▶ **EXERCISE INSTRUCTIONS**: Determine the number of lines in the data below that contain the string "Downregulated", and respond with that number alone.

▶ **EXERCISE DATA**:

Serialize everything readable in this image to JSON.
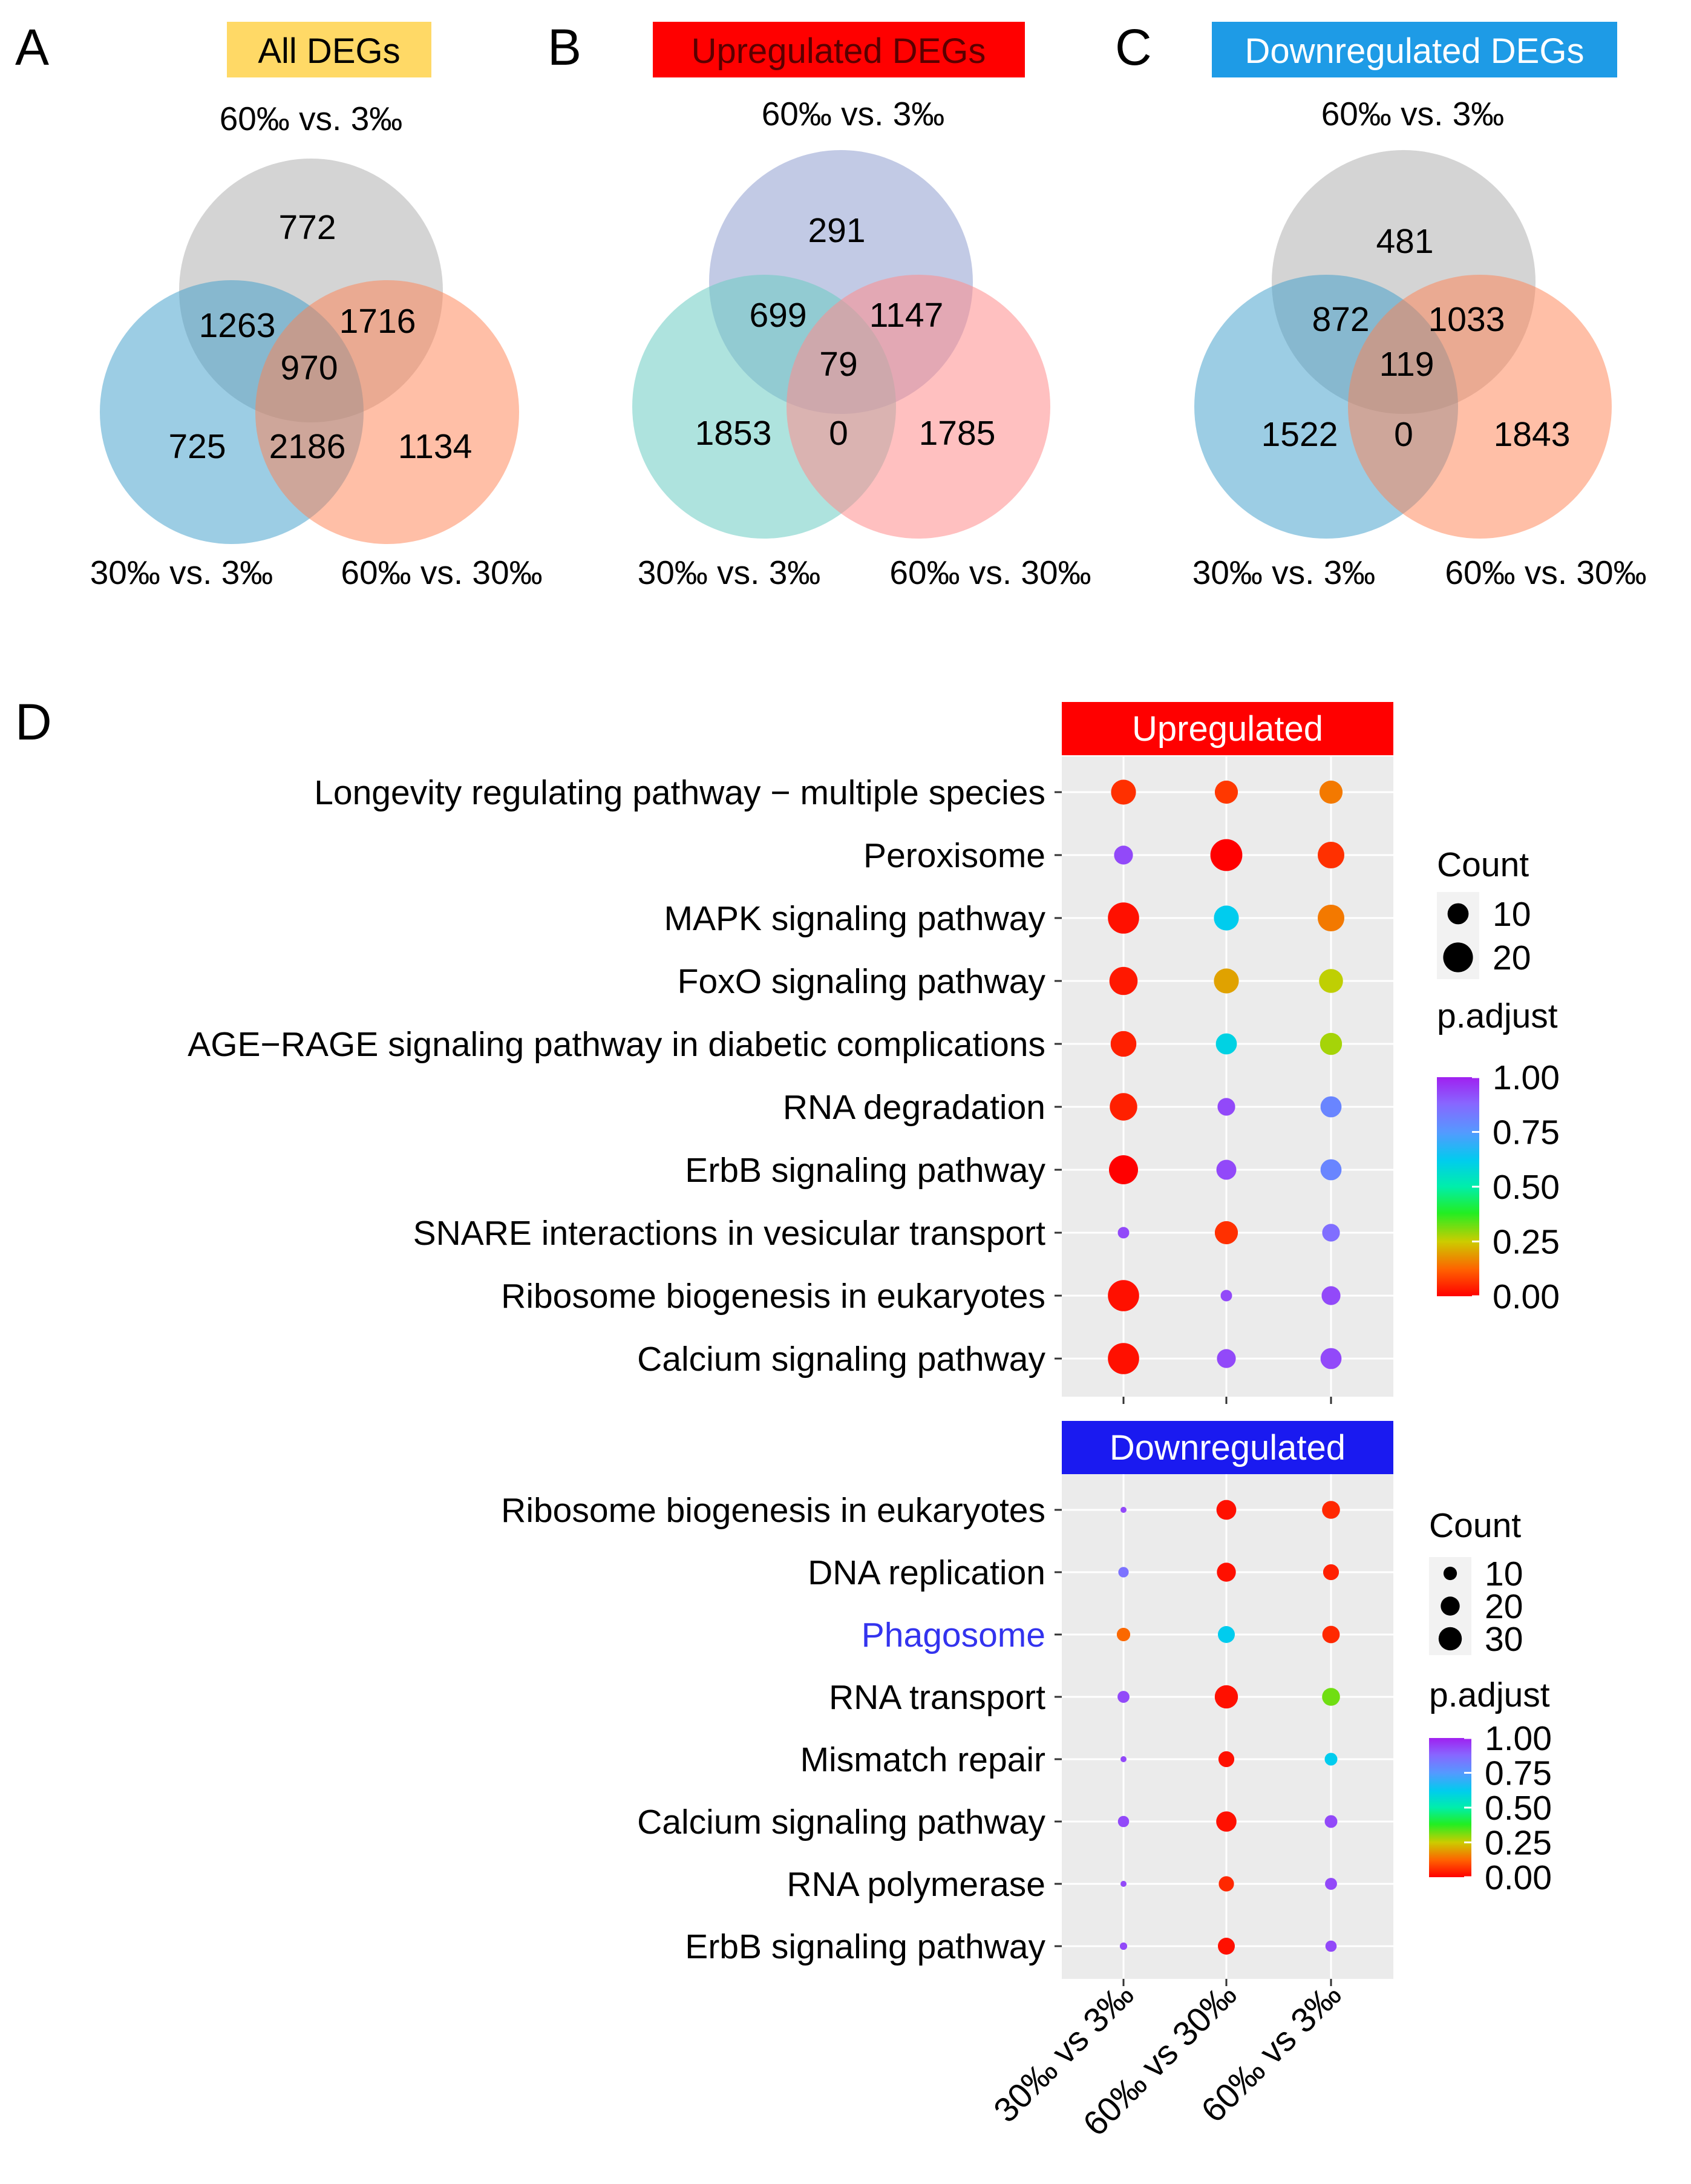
{
  "panels": {
    "A": {
      "letter": "A",
      "title": "All DEGs",
      "title_bg": "#FFD966",
      "title_color": "#000000",
      "top_label": "60‰ vs. 3‰",
      "left_label": "30‰ vs. 3‰",
      "right_label": "60‰ vs. 30‰",
      "colors": {
        "top": "#A9A9A9",
        "left": "#3A9BCA",
        "right": "#FF7F50"
      },
      "values": {
        "top_only": "772",
        "top_left": "1263",
        "top_right": "1716",
        "center": "970",
        "left_only": "725",
        "left_right": "2186",
        "right_only": "1134"
      }
    },
    "B": {
      "letter": "B",
      "title": "Upregulated DEGs",
      "title_bg": "#FF0000",
      "title_color": "#5a0000",
      "top_label": "60‰ vs. 3‰",
      "left_label": "30‰ vs. 3‰",
      "right_label": "60‰ vs. 30‰",
      "colors": {
        "top": "#8F9FD0",
        "left": "#6CCCC2",
        "right": "#FF8C8C"
      },
      "values": {
        "top_only": "291",
        "top_left": "699",
        "top_right": "1147",
        "center": "79",
        "left_only": "1853",
        "left_right": "0",
        "right_only": "1785"
      }
    },
    "C": {
      "letter": "C",
      "title": "Downregulated DEGs",
      "title_bg": "#1E9BE6",
      "title_color": "#ffffff",
      "top_label": "60‰ vs. 3‰",
      "left_label": "30‰ vs. 3‰",
      "right_label": "60‰ vs. 30‰",
      "colors": {
        "top": "#A9A9A9",
        "left": "#3A9BCA",
        "right": "#FF7F50"
      },
      "values": {
        "top_only": "481",
        "top_left": "872",
        "top_right": "1033",
        "center": "119",
        "left_only": "1522",
        "left_right": "0",
        "right_only": "1843"
      }
    },
    "D": {
      "letter": "D"
    }
  },
  "chart_data": [
    {
      "type": "scatter",
      "title": "Upregulated",
      "strip_color": "#FF0000",
      "x_categories": [
        "30‰ vs 3‰",
        "60‰ vs 30‰",
        "60‰ vs 3‰"
      ],
      "terms": [
        "Longevity regulating pathway − multiple species",
        "Peroxisome",
        "MAPK signaling pathway",
        "FoxO signaling pathway",
        "AGE−RAGE signaling pathway in diabetic complications",
        "RNA degradation",
        "ErbB signaling pathway",
        "SNARE interactions in vesicular transport",
        "Ribosome biogenesis in eukaryotes",
        "Calcium signaling pathway"
      ],
      "counts": [
        [
          14,
          12,
          12
        ],
        [
          8,
          23,
          16
        ],
        [
          22,
          14,
          16
        ],
        [
          18,
          14,
          13
        ],
        [
          15,
          10,
          11
        ],
        [
          17,
          7,
          10
        ],
        [
          19,
          9,
          10
        ],
        [
          3,
          12,
          7
        ],
        [
          22,
          3,
          8
        ],
        [
          22,
          8,
          10
        ]
      ],
      "padj": [
        [
          0.06,
          0.07,
          0.15
        ],
        [
          0.93,
          0.0,
          0.06
        ],
        [
          0.02,
          0.62,
          0.15
        ],
        [
          0.03,
          0.2,
          0.26
        ],
        [
          0.04,
          0.6,
          0.28
        ],
        [
          0.04,
          0.93,
          0.8
        ],
        [
          0.0,
          0.93,
          0.8
        ],
        [
          0.93,
          0.06,
          0.86
        ],
        [
          0.02,
          0.93,
          0.93
        ],
        [
          0.02,
          0.93,
          0.93
        ]
      ],
      "legend_count_title": "Count",
      "legend_count_labels": [
        "10",
        "20"
      ],
      "legend_color_title": "p.adjust",
      "legend_color_ticks": [
        "1.00",
        "0.75",
        "0.50",
        "0.25",
        "0.00"
      ]
    },
    {
      "type": "scatter",
      "title": "Downregulated",
      "strip_color": "#1A1AF0",
      "x_categories": [
        "30‰ vs 3‰",
        "60‰ vs 30‰",
        "60‰ vs 3‰"
      ],
      "terms": [
        "Ribosome biogenesis in eukaryotes",
        "DNA replication",
        "Phagosome",
        "RNA transport",
        "Mismatch repair",
        "Calcium signaling pathway",
        "RNA polymerase",
        "ErbB signaling pathway"
      ],
      "highlight_term": "Phagosome",
      "highlight_color": "#3333EE",
      "counts": [
        [
          2,
          22,
          18
        ],
        [
          6,
          20,
          14
        ],
        [
          10,
          16,
          17
        ],
        [
          8,
          30,
          18
        ],
        [
          2,
          14,
          9
        ],
        [
          7,
          23,
          9
        ],
        [
          2,
          13,
          8
        ],
        [
          3,
          16,
          7
        ]
      ],
      "padj": [
        [
          0.93,
          0.02,
          0.05
        ],
        [
          0.85,
          0.02,
          0.04
        ],
        [
          0.13,
          0.62,
          0.05
        ],
        [
          0.93,
          0.02,
          0.32
        ],
        [
          0.93,
          0.02,
          0.62
        ],
        [
          0.93,
          0.02,
          0.93
        ],
        [
          0.93,
          0.05,
          0.93
        ],
        [
          0.93,
          0.02,
          0.93
        ]
      ],
      "legend_count_title": "Count",
      "legend_count_labels": [
        "10",
        "20",
        "30"
      ],
      "legend_color_title": "p.adjust",
      "legend_color_ticks": [
        "1.00",
        "0.75",
        "0.50",
        "0.25",
        "0.00"
      ]
    }
  ]
}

▶ **RESPONSE BELOW**: 2